(Records from a data collection)

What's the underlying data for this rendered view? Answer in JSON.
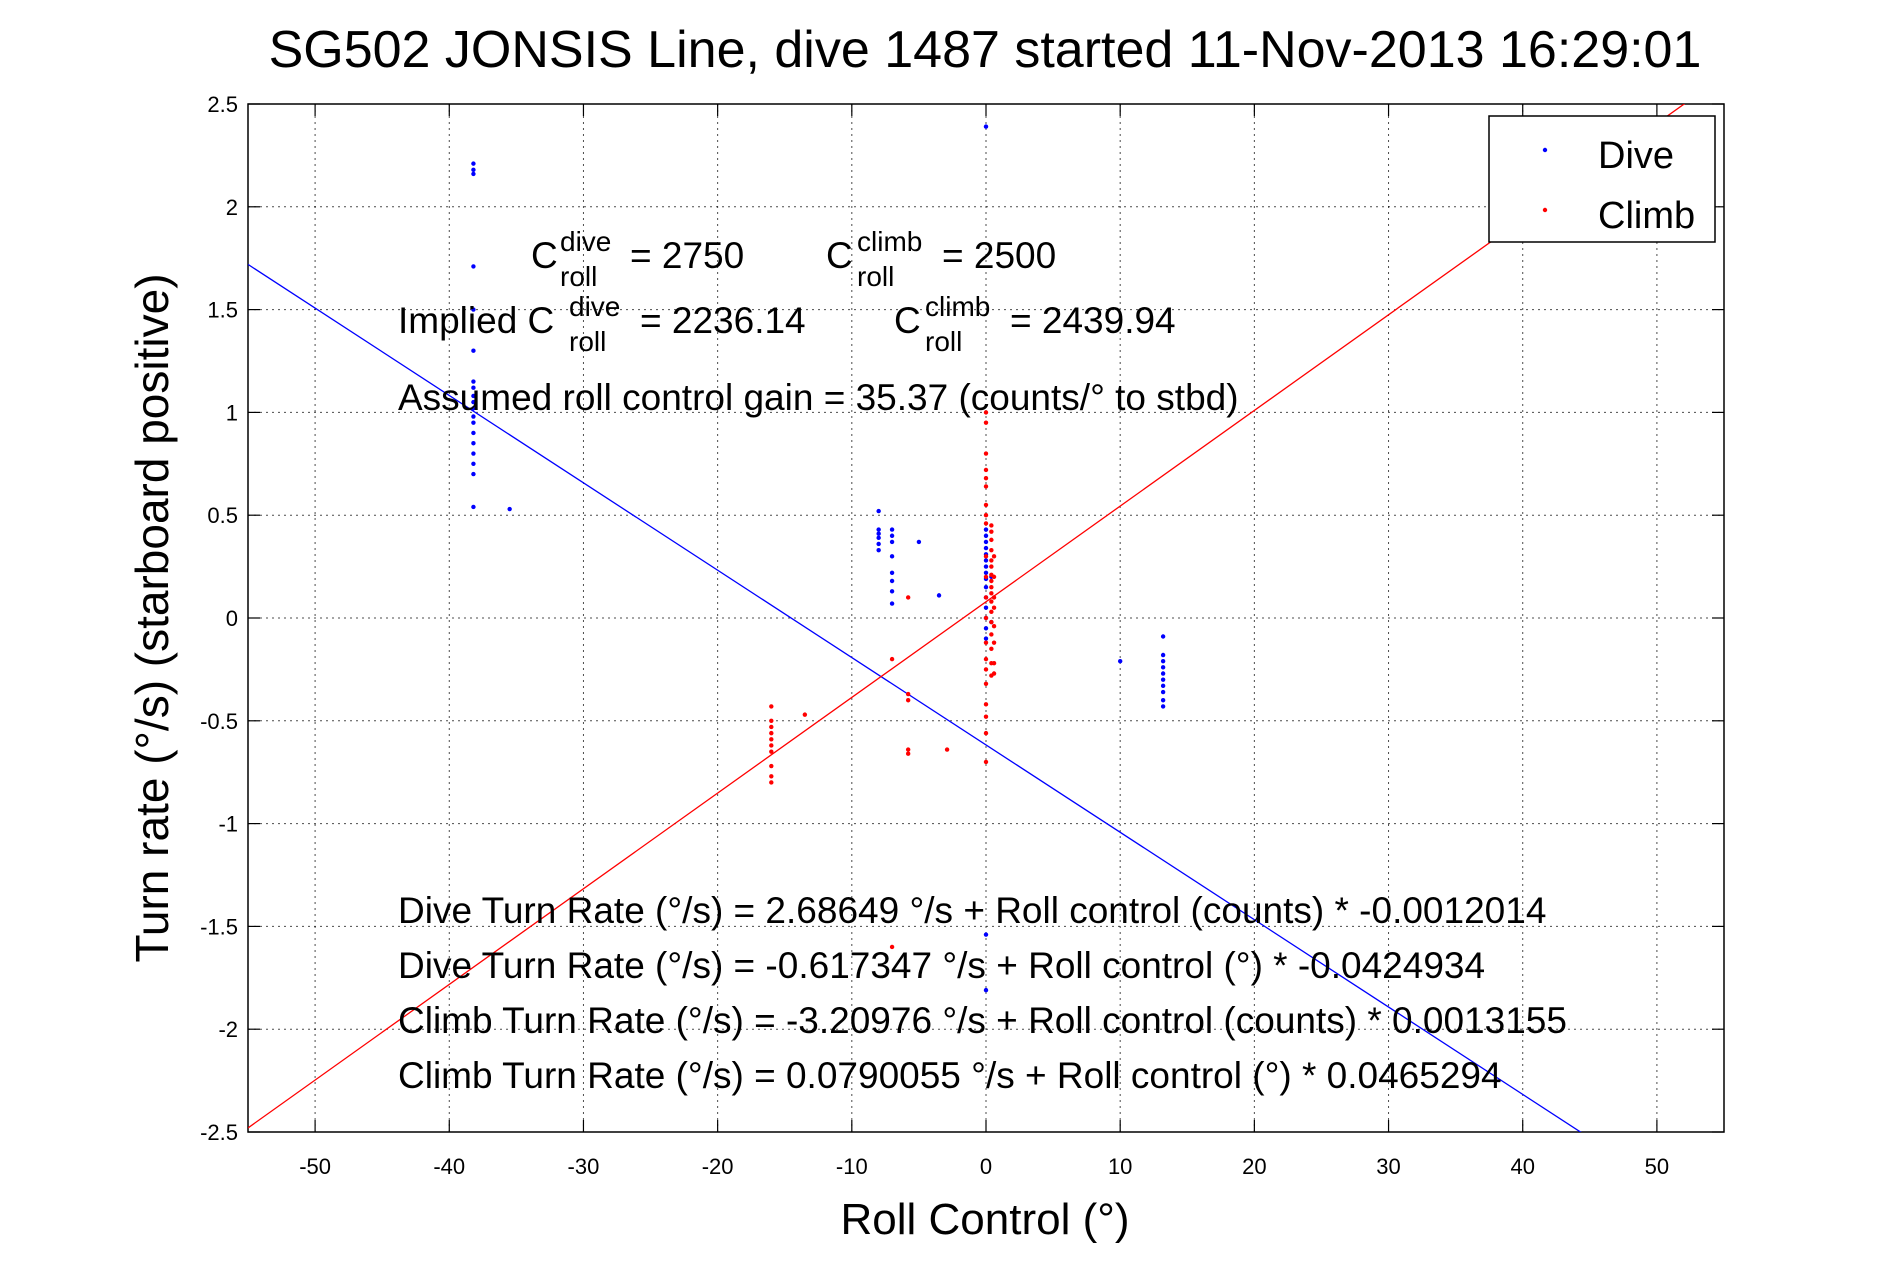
{
  "chart_data": {
    "type": "scatter",
    "title": "SG502 JONSIS Line, dive 1487 started 11-Nov-2013 16:29:01",
    "xlabel": "Roll Control (°)",
    "ylabel": "Turn rate (°/s) (starboard positive)",
    "xlim": [
      -55,
      55
    ],
    "ylim": [
      -2.5,
      2.5
    ],
    "xticks": [
      -50,
      -40,
      -30,
      -20,
      -10,
      0,
      10,
      20,
      30,
      40,
      50
    ],
    "yticks": [
      -2.5,
      -2,
      -1.5,
      -1,
      -0.5,
      0,
      0.5,
      1,
      1.5,
      2,
      2.5
    ],
    "xtick_labels": [
      "-50",
      "-40",
      "-30",
      "-20",
      "-10",
      "0",
      "10",
      "20",
      "30",
      "40",
      "50"
    ],
    "ytick_labels": [
      "-2.5",
      "-2",
      "-1.5",
      "-1",
      "-0.5",
      "0",
      "0.5",
      "1",
      "1.5",
      "2",
      "2.5"
    ],
    "grid": true,
    "legend_position": "top-right",
    "series": [
      {
        "name": "Dive",
        "color": "#0000ff",
        "points": [
          [
            -38.2,
            2.21
          ],
          [
            -38.2,
            2.18
          ],
          [
            -38.2,
            2.16
          ],
          [
            -38.2,
            1.71
          ],
          [
            -38.2,
            1.5
          ],
          [
            -38.2,
            1.3
          ],
          [
            -38.2,
            1.15
          ],
          [
            -38.2,
            1.12
          ],
          [
            -38.2,
            1.08
          ],
          [
            -38.2,
            1.05
          ],
          [
            -38.2,
            1.02
          ],
          [
            -38.2,
            0.98
          ],
          [
            -38.2,
            0.95
          ],
          [
            -38.2,
            0.9
          ],
          [
            -38.2,
            0.85
          ],
          [
            -38.2,
            0.8
          ],
          [
            -38.2,
            0.75
          ],
          [
            -38.2,
            0.7
          ],
          [
            -38.2,
            0.54
          ],
          [
            -35.5,
            0.53
          ],
          [
            -8.0,
            0.52
          ],
          [
            -8.0,
            0.43
          ],
          [
            -8.0,
            0.41
          ],
          [
            -8.0,
            0.39
          ],
          [
            -8.0,
            0.36
          ],
          [
            -8.0,
            0.33
          ],
          [
            -7.0,
            0.43
          ],
          [
            -7.0,
            0.4
          ],
          [
            -7.0,
            0.37
          ],
          [
            -7.0,
            0.3
          ],
          [
            -7.0,
            0.22
          ],
          [
            -7.0,
            0.18
          ],
          [
            -7.0,
            0.13
          ],
          [
            -7.0,
            0.07
          ],
          [
            -5.0,
            0.37
          ],
          [
            -3.5,
            0.11
          ],
          [
            0.0,
            2.39
          ],
          [
            0.0,
            0.43
          ],
          [
            0.0,
            0.4
          ],
          [
            0.0,
            0.37
          ],
          [
            0.0,
            0.34
          ],
          [
            0.0,
            0.31
          ],
          [
            0.0,
            0.28
          ],
          [
            0.0,
            0.25
          ],
          [
            0.0,
            0.22
          ],
          [
            0.0,
            0.19
          ],
          [
            0.0,
            0.15
          ],
          [
            0.0,
            0.1
          ],
          [
            0.0,
            0.05
          ],
          [
            0.0,
            0.0
          ],
          [
            0.0,
            -0.05
          ],
          [
            0.0,
            -0.1
          ],
          [
            0.0,
            -1.54
          ],
          [
            0.0,
            -1.81
          ],
          [
            0.4,
            0.2
          ],
          [
            0.4,
            -0.02
          ],
          [
            10.0,
            -0.21
          ],
          [
            13.2,
            -0.09
          ],
          [
            13.2,
            -0.18
          ],
          [
            13.2,
            -0.21
          ],
          [
            13.2,
            -0.24
          ],
          [
            13.2,
            -0.27
          ],
          [
            13.2,
            -0.3
          ],
          [
            13.2,
            -0.33
          ],
          [
            13.2,
            -0.36
          ],
          [
            13.2,
            -0.4
          ],
          [
            13.2,
            -0.43
          ]
        ]
      },
      {
        "name": "Climb",
        "color": "#ff0000",
        "points": [
          [
            -16.0,
            -0.43
          ],
          [
            -16.0,
            -0.5
          ],
          [
            -16.0,
            -0.53
          ],
          [
            -16.0,
            -0.56
          ],
          [
            -16.0,
            -0.59
          ],
          [
            -16.0,
            -0.62
          ],
          [
            -16.0,
            -0.65
          ],
          [
            -16.0,
            -0.72
          ],
          [
            -16.0,
            -0.77
          ],
          [
            -16.0,
            -0.8
          ],
          [
            -13.5,
            -0.47
          ],
          [
            -7.0,
            -0.2
          ],
          [
            -7.0,
            -1.6
          ],
          [
            -5.8,
            0.1
          ],
          [
            -5.8,
            -0.37
          ],
          [
            -5.8,
            -0.4
          ],
          [
            -5.8,
            -0.64
          ],
          [
            -5.8,
            -0.66
          ],
          [
            -2.9,
            -0.64
          ],
          [
            0.0,
            1.0
          ],
          [
            0.0,
            0.95
          ],
          [
            0.0,
            0.8
          ],
          [
            0.0,
            0.72
          ],
          [
            0.0,
            0.68
          ],
          [
            0.0,
            0.64
          ],
          [
            0.0,
            0.55
          ],
          [
            0.0,
            0.5
          ],
          [
            0.0,
            0.46
          ],
          [
            0.0,
            0.3
          ],
          [
            0.0,
            0.2
          ],
          [
            0.0,
            0.1
          ],
          [
            0.0,
            0.0
          ],
          [
            0.0,
            -0.12
          ],
          [
            0.0,
            -0.2
          ],
          [
            0.0,
            -0.25
          ],
          [
            0.0,
            -0.32
          ],
          [
            0.0,
            -0.42
          ],
          [
            0.0,
            -0.48
          ],
          [
            0.0,
            -0.56
          ],
          [
            0.0,
            -0.7
          ],
          [
            0.4,
            0.45
          ],
          [
            0.4,
            0.42
          ],
          [
            0.4,
            0.38
          ],
          [
            0.4,
            0.33
          ],
          [
            0.4,
            0.28
          ],
          [
            0.4,
            0.25
          ],
          [
            0.4,
            0.21
          ],
          [
            0.4,
            0.18
          ],
          [
            0.4,
            0.15
          ],
          [
            0.4,
            0.12
          ],
          [
            0.4,
            0.08
          ],
          [
            0.4,
            0.03
          ],
          [
            0.4,
            -0.02
          ],
          [
            0.4,
            -0.08
          ],
          [
            0.4,
            -0.15
          ],
          [
            0.4,
            -0.22
          ],
          [
            0.4,
            -0.28
          ],
          [
            0.6,
            0.3
          ],
          [
            0.6,
            0.2
          ],
          [
            0.6,
            0.1
          ],
          [
            0.6,
            0.05
          ],
          [
            0.6,
            -0.04
          ],
          [
            0.6,
            -0.12
          ],
          [
            0.6,
            -0.22
          ],
          [
            0.6,
            -0.27
          ]
        ]
      }
    ],
    "fit_lines": [
      {
        "name": "Dive fit",
        "color": "#0000ff",
        "slope": -0.0424934,
        "intercept": -0.617347
      },
      {
        "name": "Climb fit",
        "color": "#ff0000",
        "slope": 0.0465294,
        "intercept": 0.0790055
      }
    ],
    "legend": [
      {
        "label": "Dive",
        "color": "#0000ff"
      },
      {
        "label": "Climb",
        "color": "#ff0000"
      }
    ],
    "annotations": {
      "c_sym": "C",
      "sub_roll": "roll",
      "sup_dive": "dive",
      "sup_climb": "climb",
      "c_dive_value": "= 2750",
      "c_climb_value": "= 2500",
      "implied_prefix": "Implied C",
      "implied_dive_value": "= 2236.14",
      "implied_climb_value": "= 2439.94",
      "gain_line": "Assumed roll control gain = 35.37 (counts/° to stbd)",
      "eq_lines": [
        "Dive Turn Rate (°/s) = 2.68649 °/s + Roll control (counts) * -0.0012014",
        "Dive Turn Rate (°/s) = -0.617347 °/s + Roll control (°) * -0.0424934",
        "Climb Turn Rate (°/s) = -3.20976 °/s + Roll control (counts) * 0.0013155",
        "Climb Turn Rate (°/s) = 0.0790055 °/s + Roll control (°) * 0.0465294"
      ]
    }
  }
}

§ **Exercise aim**:
Lines containing the word "counts" must all be returned from the material above.

§ **Output**:
      "gain_line": "Assumed roll control gain = 35.37 (counts/° to stbd)",
        "Dive Turn Rate (°/s) = 2.68649 °/s + Roll control (counts) * -0.0012014",
        "Climb Turn Rate (°/s) = -3.20976 °/s + Roll control (counts) * 0.0013155",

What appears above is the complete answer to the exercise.